* **The request**
Rewrite the items starting at the line containing "List all visible" and ending at the line containing "356, 455, 366]", changing "agent" to "treatment" and leaving everything else unchanged.

* **Information provided**

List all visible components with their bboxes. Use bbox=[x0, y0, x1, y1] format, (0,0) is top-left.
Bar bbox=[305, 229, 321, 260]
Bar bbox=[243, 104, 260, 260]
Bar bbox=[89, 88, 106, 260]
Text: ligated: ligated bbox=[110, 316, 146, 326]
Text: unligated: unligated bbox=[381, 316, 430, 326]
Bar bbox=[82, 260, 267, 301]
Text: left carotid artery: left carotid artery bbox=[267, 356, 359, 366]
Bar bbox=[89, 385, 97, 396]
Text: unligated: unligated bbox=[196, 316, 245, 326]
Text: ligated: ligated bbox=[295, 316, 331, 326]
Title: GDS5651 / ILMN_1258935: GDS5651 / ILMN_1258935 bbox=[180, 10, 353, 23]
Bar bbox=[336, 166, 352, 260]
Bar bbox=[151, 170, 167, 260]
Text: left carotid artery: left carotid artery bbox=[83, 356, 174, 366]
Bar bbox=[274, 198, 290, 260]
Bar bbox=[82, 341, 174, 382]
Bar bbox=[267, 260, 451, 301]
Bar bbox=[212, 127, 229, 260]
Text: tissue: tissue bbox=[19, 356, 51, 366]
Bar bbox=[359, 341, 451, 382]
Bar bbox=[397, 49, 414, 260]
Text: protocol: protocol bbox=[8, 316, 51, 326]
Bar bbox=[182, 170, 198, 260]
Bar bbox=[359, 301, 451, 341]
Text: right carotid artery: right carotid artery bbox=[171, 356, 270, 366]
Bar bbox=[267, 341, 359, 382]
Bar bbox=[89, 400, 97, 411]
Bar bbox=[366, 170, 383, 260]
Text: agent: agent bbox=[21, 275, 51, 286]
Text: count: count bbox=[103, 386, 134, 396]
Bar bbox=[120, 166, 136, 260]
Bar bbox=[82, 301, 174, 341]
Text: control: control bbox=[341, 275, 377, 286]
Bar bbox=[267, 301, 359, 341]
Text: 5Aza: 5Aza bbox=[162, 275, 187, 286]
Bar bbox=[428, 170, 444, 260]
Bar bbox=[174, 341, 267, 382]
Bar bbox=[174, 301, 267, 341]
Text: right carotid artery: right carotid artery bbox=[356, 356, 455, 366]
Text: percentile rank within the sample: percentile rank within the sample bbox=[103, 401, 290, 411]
--
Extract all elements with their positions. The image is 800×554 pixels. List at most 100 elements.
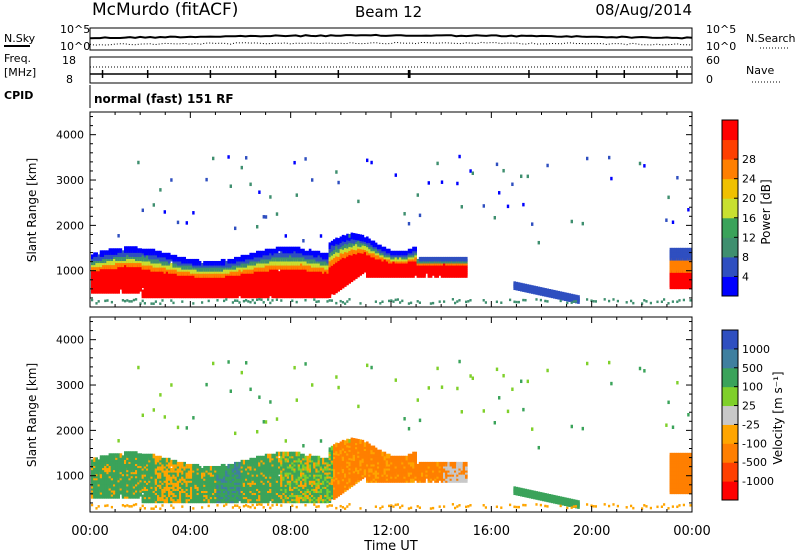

* **Reply**
List all visible components with their bboxes. Use bbox=[x0, y0, x1, y1] format, (0,0) is top-left.
Bar bbox=[305, 229, 321, 260]
Bar bbox=[243, 104, 260, 260]
Bar bbox=[89, 88, 106, 260]
Text: ligated: ligated bbox=[110, 316, 146, 326]
Text: unligated: unligated bbox=[381, 316, 430, 326]
Bar bbox=[82, 260, 267, 301]
Text: left carotid artery: left carotid artery bbox=[267, 356, 359, 366]
Bar bbox=[89, 385, 97, 396]
Text: unligated: unligated bbox=[196, 316, 245, 326]
Text: ligated: ligated bbox=[295, 316, 331, 326]
Title: GDS5651 / ILMN_1258935: GDS5651 / ILMN_1258935 bbox=[180, 10, 353, 23]
Bar bbox=[336, 166, 352, 260]
Bar bbox=[151, 170, 167, 260]
Text: left carotid artery: left carotid artery bbox=[83, 356, 174, 366]
Bar bbox=[274, 198, 290, 260]
Bar bbox=[82, 341, 174, 382]
Bar bbox=[267, 260, 451, 301]
Bar bbox=[212, 127, 229, 260]
Text: tissue: tissue bbox=[19, 356, 51, 366]
Bar bbox=[359, 341, 451, 382]
Bar bbox=[397, 49, 414, 260]
Text: protocol: protocol bbox=[8, 316, 51, 326]
Bar bbox=[182, 170, 198, 260]
Bar bbox=[359, 301, 451, 341]
Text: right carotid artery: right carotid artery bbox=[171, 356, 270, 366]
Bar bbox=[267, 341, 359, 382]
Bar bbox=[89, 400, 97, 411]
Bar bbox=[366, 170, 383, 260]
Text: treatment: treatment bbox=[21, 275, 51, 286]
Text: count: count bbox=[103, 386, 134, 396]
Bar bbox=[120, 166, 136, 260]
Bar bbox=[82, 301, 174, 341]
Text: control: control bbox=[341, 275, 377, 286]
Bar bbox=[267, 301, 359, 341]
Text: 5Aza: 5Aza bbox=[162, 275, 187, 286]
Bar bbox=[428, 170, 444, 260]
Bar bbox=[174, 341, 267, 382]
Bar bbox=[174, 301, 267, 341]
Text: right carotid artery: right carotid artery bbox=[356, 356, 455, 366]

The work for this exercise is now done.